> _Stated exercise_
Filter the records below down to lines containing "企业法人营业执照".

════════════════════

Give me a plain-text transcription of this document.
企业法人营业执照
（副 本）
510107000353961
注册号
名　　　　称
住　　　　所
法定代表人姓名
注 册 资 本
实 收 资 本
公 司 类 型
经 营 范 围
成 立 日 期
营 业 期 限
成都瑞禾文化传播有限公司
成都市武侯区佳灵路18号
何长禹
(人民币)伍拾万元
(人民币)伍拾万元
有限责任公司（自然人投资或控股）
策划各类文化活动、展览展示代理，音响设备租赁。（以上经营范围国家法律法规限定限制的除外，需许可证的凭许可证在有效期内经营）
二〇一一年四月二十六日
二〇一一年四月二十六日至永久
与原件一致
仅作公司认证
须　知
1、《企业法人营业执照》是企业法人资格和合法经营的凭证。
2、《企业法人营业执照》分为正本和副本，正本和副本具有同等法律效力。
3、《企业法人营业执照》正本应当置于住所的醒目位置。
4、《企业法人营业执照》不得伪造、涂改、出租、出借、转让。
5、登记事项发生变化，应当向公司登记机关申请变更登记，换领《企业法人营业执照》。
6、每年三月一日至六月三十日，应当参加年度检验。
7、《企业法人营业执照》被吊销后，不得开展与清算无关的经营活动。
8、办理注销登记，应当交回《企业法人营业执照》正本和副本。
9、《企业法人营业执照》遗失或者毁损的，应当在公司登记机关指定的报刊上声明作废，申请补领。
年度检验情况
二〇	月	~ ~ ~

════════════════════

> _Response to the task_
企业法人营业执照
1、《企业法人营业执照》是企业法人资格和合法经营的凭证。
2、《企业法人营业执照》分为正本和副本，正本和副本具有同等法律效力。
3、《企业法人营业执照》正本应当置于住所的醒目位置。
4、《企业法人营业执照》不得伪造、涂改、出租、出借、转让。
5、登记事项发生变化，应当向公司登记机关申请变更登记，换领《企业法人营业执照》。
7、《企业法人营业执照》被吊销后，不得开展与清算无关的经营活动。
8、办理注销登记，应当交回《企业法人营业执照》正本和副本。
9、《企业法人营业执照》遗失或者毁损的，应当在公司登记机关指定的报刊上声明作废，申请补领。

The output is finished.